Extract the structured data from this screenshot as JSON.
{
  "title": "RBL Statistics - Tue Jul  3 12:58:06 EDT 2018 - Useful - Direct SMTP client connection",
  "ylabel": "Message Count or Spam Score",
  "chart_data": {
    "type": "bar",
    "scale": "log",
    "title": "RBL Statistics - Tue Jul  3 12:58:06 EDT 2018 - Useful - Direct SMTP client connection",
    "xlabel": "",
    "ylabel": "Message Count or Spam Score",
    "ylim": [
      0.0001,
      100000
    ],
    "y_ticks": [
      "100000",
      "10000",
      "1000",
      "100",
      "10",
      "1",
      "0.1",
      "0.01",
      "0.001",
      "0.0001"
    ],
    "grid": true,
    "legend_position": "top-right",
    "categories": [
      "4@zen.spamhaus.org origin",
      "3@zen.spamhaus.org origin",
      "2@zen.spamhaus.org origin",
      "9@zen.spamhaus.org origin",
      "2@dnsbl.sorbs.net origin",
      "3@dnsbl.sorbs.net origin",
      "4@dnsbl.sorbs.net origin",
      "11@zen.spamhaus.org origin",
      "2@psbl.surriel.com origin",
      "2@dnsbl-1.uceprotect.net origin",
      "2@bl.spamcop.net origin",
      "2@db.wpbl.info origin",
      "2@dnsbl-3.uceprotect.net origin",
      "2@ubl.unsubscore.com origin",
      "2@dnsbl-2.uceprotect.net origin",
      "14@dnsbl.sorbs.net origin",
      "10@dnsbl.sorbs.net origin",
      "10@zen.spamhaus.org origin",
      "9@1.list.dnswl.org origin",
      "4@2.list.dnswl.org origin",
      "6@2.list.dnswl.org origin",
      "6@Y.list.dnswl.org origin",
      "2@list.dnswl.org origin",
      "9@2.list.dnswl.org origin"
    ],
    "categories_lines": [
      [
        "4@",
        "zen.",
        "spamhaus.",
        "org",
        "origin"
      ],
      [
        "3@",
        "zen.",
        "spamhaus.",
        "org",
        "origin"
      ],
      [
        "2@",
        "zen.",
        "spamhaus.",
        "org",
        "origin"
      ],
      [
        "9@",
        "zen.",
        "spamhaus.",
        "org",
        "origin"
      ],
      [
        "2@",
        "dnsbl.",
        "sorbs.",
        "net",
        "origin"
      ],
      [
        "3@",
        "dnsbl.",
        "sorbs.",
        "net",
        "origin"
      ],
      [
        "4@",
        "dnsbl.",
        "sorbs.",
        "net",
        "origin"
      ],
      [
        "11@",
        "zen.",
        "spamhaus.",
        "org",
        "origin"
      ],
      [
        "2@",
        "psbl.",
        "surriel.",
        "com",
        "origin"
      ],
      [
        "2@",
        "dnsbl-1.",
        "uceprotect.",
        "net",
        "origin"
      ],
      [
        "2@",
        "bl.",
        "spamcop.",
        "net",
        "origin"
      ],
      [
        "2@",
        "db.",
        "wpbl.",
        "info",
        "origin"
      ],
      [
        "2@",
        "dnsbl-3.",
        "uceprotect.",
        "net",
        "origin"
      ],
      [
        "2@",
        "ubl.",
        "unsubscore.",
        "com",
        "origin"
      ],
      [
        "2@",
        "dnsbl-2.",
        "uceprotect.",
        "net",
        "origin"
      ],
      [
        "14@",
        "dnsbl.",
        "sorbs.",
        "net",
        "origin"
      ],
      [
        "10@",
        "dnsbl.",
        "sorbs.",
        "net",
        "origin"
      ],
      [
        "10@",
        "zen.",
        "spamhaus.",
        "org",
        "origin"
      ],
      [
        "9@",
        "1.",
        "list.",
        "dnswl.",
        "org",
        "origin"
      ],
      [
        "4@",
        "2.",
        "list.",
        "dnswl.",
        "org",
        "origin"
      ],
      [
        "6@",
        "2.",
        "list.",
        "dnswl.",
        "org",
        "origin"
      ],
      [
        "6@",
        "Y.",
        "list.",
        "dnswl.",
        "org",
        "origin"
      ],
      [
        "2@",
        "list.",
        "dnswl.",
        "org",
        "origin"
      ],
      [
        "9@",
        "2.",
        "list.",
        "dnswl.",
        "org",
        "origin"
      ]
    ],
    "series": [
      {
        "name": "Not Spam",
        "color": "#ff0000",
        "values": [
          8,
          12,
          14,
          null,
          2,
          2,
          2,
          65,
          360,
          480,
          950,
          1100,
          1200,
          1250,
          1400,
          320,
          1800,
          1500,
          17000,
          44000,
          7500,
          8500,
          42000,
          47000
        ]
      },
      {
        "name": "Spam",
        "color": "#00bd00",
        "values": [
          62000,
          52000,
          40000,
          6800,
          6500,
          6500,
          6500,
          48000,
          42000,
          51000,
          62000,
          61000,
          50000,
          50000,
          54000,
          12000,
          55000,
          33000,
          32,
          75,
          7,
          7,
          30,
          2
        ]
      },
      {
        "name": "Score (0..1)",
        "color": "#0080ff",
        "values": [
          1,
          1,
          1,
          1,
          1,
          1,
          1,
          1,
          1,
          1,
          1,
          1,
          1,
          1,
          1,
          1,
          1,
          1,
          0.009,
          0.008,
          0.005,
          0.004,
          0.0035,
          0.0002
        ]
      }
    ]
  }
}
· · · ·
- **WHAT YOU ARE ASKED TO DO**: Reproduce every line above without error.

- **TASK RESULT**:
Extract the structured data from this screenshot as JSON.
{
  "title": "RBL Statistics - Tue Jul  3 12:58:06 EDT 2018 - Useful - Direct SMTP client connection",
  "ylabel": "Message Count or Spam Score",
  "chart_data": {
    "type": "bar",
    "scale": "log",
    "title": "RBL Statistics - Tue Jul  3 12:58:06 EDT 2018 - Useful - Direct SMTP client connection",
    "xlabel": "",
    "ylabel": "Message Count or Spam Score",
    "ylim": [
      0.0001,
      100000
    ],
    "y_ticks": [
      "100000",
      "10000",
      "1000",
      "100",
      "10",
      "1",
      "0.1",
      "0.01",
      "0.001",
      "0.0001"
    ],
    "grid": true,
    "legend_position": "top-right",
    "categories": [
      "4@zen.spamhaus.org origin",
      "3@zen.spamhaus.org origin",
      "2@zen.spamhaus.org origin",
      "9@zen.spamhaus.org origin",
      "2@dnsbl.sorbs.net origin",
      "3@dnsbl.sorbs.net origin",
      "4@dnsbl.sorbs.net origin",
      "11@zen.spamhaus.org origin",
      "2@psbl.surriel.com origin",
      "2@dnsbl-1.uceprotect.net origin",
      "2@bl.spamcop.net origin",
      "2@db.wpbl.info origin",
      "2@dnsbl-3.uceprotect.net origin",
      "2@ubl.unsubscore.com origin",
      "2@dnsbl-2.uceprotect.net origin",
      "14@dnsbl.sorbs.net origin",
      "10@dnsbl.sorbs.net origin",
      "10@zen.spamhaus.org origin",
      "9@1.list.dnswl.org origin",
      "4@2.list.dnswl.org origin",
      "6@2.list.dnswl.org origin",
      "6@Y.list.dnswl.org origin",
      "2@list.dnswl.org origin",
      "9@2.list.dnswl.org origin"
    ],
    "categories_lines": [
      [
        "4@",
        "zen.",
        "spamhaus.",
        "org",
        "origin"
      ],
      [
        "3@",
        "zen.",
        "spamhaus.",
        "org",
        "origin"
      ],
      [
        "2@",
        "zen.",
        "spamhaus.",
        "org",
        "origin"
      ],
      [
        "9@",
        "zen.",
        "spamhaus.",
        "org",
        "origin"
      ],
      [
        "2@",
        "dnsbl.",
        "sorbs.",
        "net",
        "origin"
      ],
      [
        "3@",
        "dnsbl.",
        "sorbs.",
        "net",
        "origin"
      ],
      [
        "4@",
        "dnsbl.",
        "sorbs.",
        "net",
        "origin"
      ],
      [
        "11@",
        "zen.",
        "spamhaus.",
        "org",
        "origin"
      ],
      [
        "2@",
        "psbl.",
        "surriel.",
        "com",
        "origin"
      ],
      [
        "2@",
        "dnsbl-1.",
        "uceprotect.",
        "net",
        "origin"
      ],
      [
        "2@",
        "bl.",
        "spamcop.",
        "net",
        "origin"
      ],
      [
        "2@",
        "db.",
        "wpbl.",
        "info",
        "origin"
      ],
      [
        "2@",
        "dnsbl-3.",
        "uceprotect.",
        "net",
        "origin"
      ],
      [
        "2@",
        "ubl.",
        "unsubscore.",
        "com",
        "origin"
      ],
      [
        "2@",
        "dnsbl-2.",
        "uceprotect.",
        "net",
        "origin"
      ],
      [
        "14@",
        "dnsbl.",
        "sorbs.",
        "net",
        "origin"
      ],
      [
        "10@",
        "dnsbl.",
        "sorbs.",
        "net",
        "origin"
      ],
      [
        "10@",
        "zen.",
        "spamhaus.",
        "org",
        "origin"
      ],
      [
        "9@",
        "1.",
        "list.",
        "dnswl.",
        "org",
        "origin"
      ],
      [
        "4@",
        "2.",
        "list.",
        "dnswl.",
        "org",
        "origin"
      ],
      [
        "6@",
        "2.",
        "list.",
        "dnswl.",
        "org",
        "origin"
      ],
      [
        "6@",
        "Y.",
        "list.",
        "dnswl.",
        "org",
        "origin"
      ],
      [
        "2@",
        "list.",
        "dnswl.",
        "org",
        "origin"
      ],
      [
        "9@",
        "2.",
        "list.",
        "dnswl.",
        "org",
        "origin"
      ]
    ],
    "series": [
      {
        "name": "Not Spam",
        "color": "#ff0000",
        "values": [
          8,
          12,
          14,
          null,
          2,
          2,
          2,
          65,
          360,
          480,
          950,
          1100,
          1200,
          1250,
          1400,
          320,
          1800,
          1500,
          17000,
          44000,
          7500,
          8500,
          42000,
          47000
        ]
      },
      {
        "name": "Spam",
        "color": "#00bd00",
        "values": [
          62000,
          52000,
          40000,
          6800,
          6500,
          6500,
          6500,
          48000,
          42000,
          51000,
          62000,
          61000,
          50000,
          50000,
          54000,
          12000,
          55000,
          33000,
          32,
          75,
          7,
          7,
          30,
          2
        ]
      },
      {
        "name": "Score (0..1)",
        "color": "#0080ff",
        "values": [
          1,
          1,
          1,
          1,
          1,
          1,
          1,
          1,
          1,
          1,
          1,
          1,
          1,
          1,
          1,
          1,
          1,
          1,
          0.009,
          0.008,
          0.005,
          0.004,
          0.0035,
          0.0002
        ]
      }
    ]
  }
}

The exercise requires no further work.